--- start Records for the task ---
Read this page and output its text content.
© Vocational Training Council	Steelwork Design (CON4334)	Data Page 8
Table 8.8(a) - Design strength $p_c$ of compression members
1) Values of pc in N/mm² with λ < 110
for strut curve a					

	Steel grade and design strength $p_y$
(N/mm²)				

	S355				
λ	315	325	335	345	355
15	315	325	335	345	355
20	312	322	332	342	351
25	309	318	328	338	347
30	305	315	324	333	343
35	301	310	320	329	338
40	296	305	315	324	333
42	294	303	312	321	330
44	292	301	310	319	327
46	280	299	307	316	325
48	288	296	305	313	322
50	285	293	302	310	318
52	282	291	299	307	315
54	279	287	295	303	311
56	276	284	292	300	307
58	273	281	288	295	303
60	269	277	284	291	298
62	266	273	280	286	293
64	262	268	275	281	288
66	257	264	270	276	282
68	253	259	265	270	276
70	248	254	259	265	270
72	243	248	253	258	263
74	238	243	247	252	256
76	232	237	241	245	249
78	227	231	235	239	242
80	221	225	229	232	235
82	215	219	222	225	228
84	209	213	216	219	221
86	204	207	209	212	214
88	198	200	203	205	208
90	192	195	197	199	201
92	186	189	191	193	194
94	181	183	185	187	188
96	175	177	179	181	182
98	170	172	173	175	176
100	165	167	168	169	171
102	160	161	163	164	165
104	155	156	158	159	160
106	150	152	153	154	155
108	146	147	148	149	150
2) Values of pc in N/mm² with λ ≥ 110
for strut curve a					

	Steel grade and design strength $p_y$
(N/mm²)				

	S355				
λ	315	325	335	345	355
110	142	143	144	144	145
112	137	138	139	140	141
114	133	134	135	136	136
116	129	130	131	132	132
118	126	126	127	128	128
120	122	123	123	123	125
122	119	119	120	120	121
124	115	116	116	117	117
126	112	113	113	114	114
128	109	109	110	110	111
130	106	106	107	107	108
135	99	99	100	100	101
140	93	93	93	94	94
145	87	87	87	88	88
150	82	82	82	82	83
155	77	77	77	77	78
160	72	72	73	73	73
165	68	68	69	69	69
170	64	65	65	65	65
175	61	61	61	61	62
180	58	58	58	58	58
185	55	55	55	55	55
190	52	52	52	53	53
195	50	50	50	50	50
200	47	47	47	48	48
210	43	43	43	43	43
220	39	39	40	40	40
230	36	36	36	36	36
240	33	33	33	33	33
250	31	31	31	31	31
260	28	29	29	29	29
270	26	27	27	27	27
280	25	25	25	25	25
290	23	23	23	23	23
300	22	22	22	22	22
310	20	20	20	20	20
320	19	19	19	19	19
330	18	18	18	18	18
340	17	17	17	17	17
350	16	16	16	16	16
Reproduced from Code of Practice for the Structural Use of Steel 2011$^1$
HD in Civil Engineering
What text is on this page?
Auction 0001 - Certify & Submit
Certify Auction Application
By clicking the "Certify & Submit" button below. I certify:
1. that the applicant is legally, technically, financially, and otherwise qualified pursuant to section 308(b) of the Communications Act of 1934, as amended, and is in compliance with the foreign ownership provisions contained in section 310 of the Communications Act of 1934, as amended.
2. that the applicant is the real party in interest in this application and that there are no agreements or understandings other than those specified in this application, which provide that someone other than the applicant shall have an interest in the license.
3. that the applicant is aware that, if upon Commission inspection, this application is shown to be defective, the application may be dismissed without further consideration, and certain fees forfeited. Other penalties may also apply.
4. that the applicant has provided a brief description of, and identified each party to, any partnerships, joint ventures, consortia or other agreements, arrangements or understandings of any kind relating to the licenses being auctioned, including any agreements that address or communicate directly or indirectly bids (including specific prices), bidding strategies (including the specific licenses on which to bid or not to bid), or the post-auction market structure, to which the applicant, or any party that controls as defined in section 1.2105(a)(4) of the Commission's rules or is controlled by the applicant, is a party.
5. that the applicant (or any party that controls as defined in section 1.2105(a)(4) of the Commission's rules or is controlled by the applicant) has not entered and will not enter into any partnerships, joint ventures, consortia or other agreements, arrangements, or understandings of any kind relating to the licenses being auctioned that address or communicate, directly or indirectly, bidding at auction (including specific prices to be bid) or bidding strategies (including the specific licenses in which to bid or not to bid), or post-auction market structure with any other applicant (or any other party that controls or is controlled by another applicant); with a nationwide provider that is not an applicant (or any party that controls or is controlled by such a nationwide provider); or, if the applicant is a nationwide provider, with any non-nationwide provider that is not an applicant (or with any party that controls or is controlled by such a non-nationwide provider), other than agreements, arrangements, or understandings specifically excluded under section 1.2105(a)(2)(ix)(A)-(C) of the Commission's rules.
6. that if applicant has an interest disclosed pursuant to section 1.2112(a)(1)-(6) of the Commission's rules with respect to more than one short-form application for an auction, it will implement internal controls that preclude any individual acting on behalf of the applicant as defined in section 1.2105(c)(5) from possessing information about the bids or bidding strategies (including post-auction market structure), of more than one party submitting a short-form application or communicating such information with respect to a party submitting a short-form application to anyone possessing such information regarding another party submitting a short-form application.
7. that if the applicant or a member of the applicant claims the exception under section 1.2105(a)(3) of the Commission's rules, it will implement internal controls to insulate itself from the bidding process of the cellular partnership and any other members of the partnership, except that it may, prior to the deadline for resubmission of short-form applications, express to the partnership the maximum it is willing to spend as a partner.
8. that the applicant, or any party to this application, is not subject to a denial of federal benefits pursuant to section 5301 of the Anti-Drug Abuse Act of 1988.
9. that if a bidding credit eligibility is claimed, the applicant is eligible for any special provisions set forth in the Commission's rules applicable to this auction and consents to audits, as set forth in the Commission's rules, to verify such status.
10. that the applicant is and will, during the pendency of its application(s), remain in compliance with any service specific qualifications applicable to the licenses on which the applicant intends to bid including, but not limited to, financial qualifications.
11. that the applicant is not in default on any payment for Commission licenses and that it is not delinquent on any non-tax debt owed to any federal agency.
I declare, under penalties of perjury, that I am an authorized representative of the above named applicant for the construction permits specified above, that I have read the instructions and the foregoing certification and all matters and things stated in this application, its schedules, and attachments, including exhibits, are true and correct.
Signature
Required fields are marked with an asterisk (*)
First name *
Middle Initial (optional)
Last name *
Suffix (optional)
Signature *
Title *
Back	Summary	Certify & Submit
--- end Records for the task ---
#### Task
Reproduce the records in full, exactly as written.

#### Reply to the task
Read this page and output its text content.
© Vocational Training Council	Steelwork Design (CON4334)	Data Page 8
Table 8.8(a) - Design strength $p_c$ of compression members
1) Values of pc in N/mm² with λ < 110
for strut curve a					

	Steel grade and design strength $p_y$
(N/mm²)				

	S355				
λ	315	325	335	345	355
15	315	325	335	345	355
20	312	322	332	342	351
25	309	318	328	338	347
30	305	315	324	333	343
35	301	310	320	329	338
40	296	305	315	324	333
42	294	303	312	321	330
44	292	301	310	319	327
46	280	299	307	316	325
48	288	296	305	313	322
50	285	293	302	310	318
52	282	291	299	307	315
54	279	287	295	303	311
56	276	284	292	300	307
58	273	281	288	295	303
60	269	277	284	291	298
62	266	273	280	286	293
64	262	268	275	281	288
66	257	264	270	276	282
68	253	259	265	270	276
70	248	254	259	265	270
72	243	248	253	258	263
74	238	243	247	252	256
76	232	237	241	245	249
78	227	231	235	239	242
80	221	225	229	232	235
82	215	219	222	225	228
84	209	213	216	219	221
86	204	207	209	212	214
88	198	200	203	205	208
90	192	195	197	199	201
92	186	189	191	193	194
94	181	183	185	187	188
96	175	177	179	181	182
98	170	172	173	175	176
100	165	167	168	169	171
102	160	161	163	164	165
104	155	156	158	159	160
106	150	152	153	154	155
108	146	147	148	149	150
2) Values of pc in N/mm² with λ ≥ 110
for strut curve a					

	Steel grade and design strength $p_y$
(N/mm²)				

	S355				
λ	315	325	335	345	355
110	142	143	144	144	145
112	137	138	139	140	141
114	133	134	135	136	136
116	129	130	131	132	132
118	126	126	127	128	128
120	122	123	123	123	125
122	119	119	120	120	121
124	115	116	116	117	117
126	112	113	113	114	114
128	109	109	110	110	111
130	106	106	107	107	108
135	99	99	100	100	101
140	93	93	93	94	94
145	87	87	87	88	88
150	82	82	82	82	83
155	77	77	77	77	78
160	72	72	73	73	73
165	68	68	69	69	69
170	64	65	65	65	65
175	61	61	61	61	62
180	58	58	58	58	58
185	55	55	55	55	55
190	52	52	52	53	53
195	50	50	50	50	50
200	47	47	47	48	48
210	43	43	43	43	43
220	39	39	40	40	40
230	36	36	36	36	36
240	33	33	33	33	33
250	31	31	31	31	31
260	28	29	29	29	29
270	26	27	27	27	27
280	25	25	25	25	25
290	23	23	23	23	23
300	22	22	22	22	22
310	20	20	20	20	20
320	19	19	19	19	19
330	18	18	18	18	18
340	17	17	17	17	17
350	16	16	16	16	16
Reproduced from Code of Practice for the Structural Use of Steel 2011$^1$
HD in Civil Engineering
What text is on this page?
Auction 0001 - Certify & Submit
Certify Auction Application
By clicking the "Certify & Submit" button below. I certify:
1. that the applicant is legally, technically, financially, and otherwise qualified pursuant to section 308(b) of the Communications Act of 1934, as amended, and is in compliance with the foreign ownership provisions contained in section 310 of the Communications Act of 1934, as amended.
2. that the applicant is the real party in interest in this application and that there are no agreements or understandings other than those specified in this application, which provide that someone other than the applicant shall have an interest in the license.
3. that the applicant is aware that, if upon Commission inspection, this application is shown to be defective, the application may be dismissed without further consideration, and certain fees forfeited. Other penalties may also apply.
4. that the applicant has provided a brief description of, and identified each party to, any partnerships, joint ventures, consortia or other agreements, arrangements or understandings of any kind relating to the licenses being auctioned, including any agreements that address or communicate directly or indirectly bids (including specific prices), bidding strategies (including the specific licenses on which to bid or not to bid), or the post-auction market structure, to which the applicant, or any party that controls as defined in section 1.2105(a)(4) of the Commission's rules or is controlled by the applicant, is a party.
5. that the applicant (or any party that controls as defined in section 1.2105(a)(4) of the Commission's rules or is controlled by the applicant) has not entered and will not enter into any partnerships, joint ventures, consortia or other agreements, arrangements, or understandings of any kind relating to the licenses being auctioned that address or communicate, directly or indirectly, bidding at auction (including specific prices to be bid) or bidding strategies (including the specific licenses in which to bid or not to bid), or post-auction market structure with any other applicant (or any other party that controls or is controlled by another applicant); with a nationwide provider that is not an applicant (or any party that controls or is controlled by such a nationwide provider); or, if the applicant is a nationwide provider, with any non-nationwide provider that is not an applicant (or with any party that controls or is controlled by such a non-nationwide provider), other than agreements, arrangements, or understandings specifically excluded under section 1.2105(a)(2)(ix)(A)-(C) of the Commission's rules.
6. that if applicant has an interest disclosed pursuant to section 1.2112(a)(1)-(6) of the Commission's rules with respect to more than one short-form application for an auction, it will implement internal controls that preclude any individual acting on behalf of the applicant as defined in section 1.2105(c)(5) from possessing information about the bids or bidding strategies (including post-auction market structure), of more than one party submitting a short-form application or communicating such information with respect to a party submitting a short-form application to anyone possessing such information regarding another party submitting a short-form application.
7. that if the applicant or a member of the applicant claims the exception under section 1.2105(a)(3) of the Commission's rules, it will implement internal controls to insulate itself from the bidding process of the cellular partnership and any other members of the partnership, except that it may, prior to the deadline for resubmission of short-form applications, express to the partnership the maximum it is willing to spend as a partner.
8. that the applicant, or any party to this application, is not subject to a denial of federal benefits pursuant to section 5301 of the Anti-Drug Abuse Act of 1988.
9. that if a bidding credit eligibility is claimed, the applicant is eligible for any special provisions set forth in the Commission's rules applicable to this auction and consents to audits, as set forth in the Commission's rules, to verify such status.
10. that the applicant is and will, during the pendency of its application(s), remain in compliance with any service specific qualifications applicable to the licenses on which the applicant intends to bid including, but not limited to, financial qualifications.
11. that the applicant is not in default on any payment for Commission licenses and that it is not delinquent on any non-tax debt owed to any federal agency.
I declare, under penalties of perjury, that I am an authorized representative of the above named applicant for the construction permits specified above, that I have read the instructions and the foregoing certification and all matters and things stated in this application, its schedules, and attachments, including exhibits, are true and correct.
Signature
Required fields are marked with an asterisk (*)
First name *
Middle Initial (optional)
Last name *
Suffix (optional)
Signature *
Title *
Back	Summary	Certify & Submit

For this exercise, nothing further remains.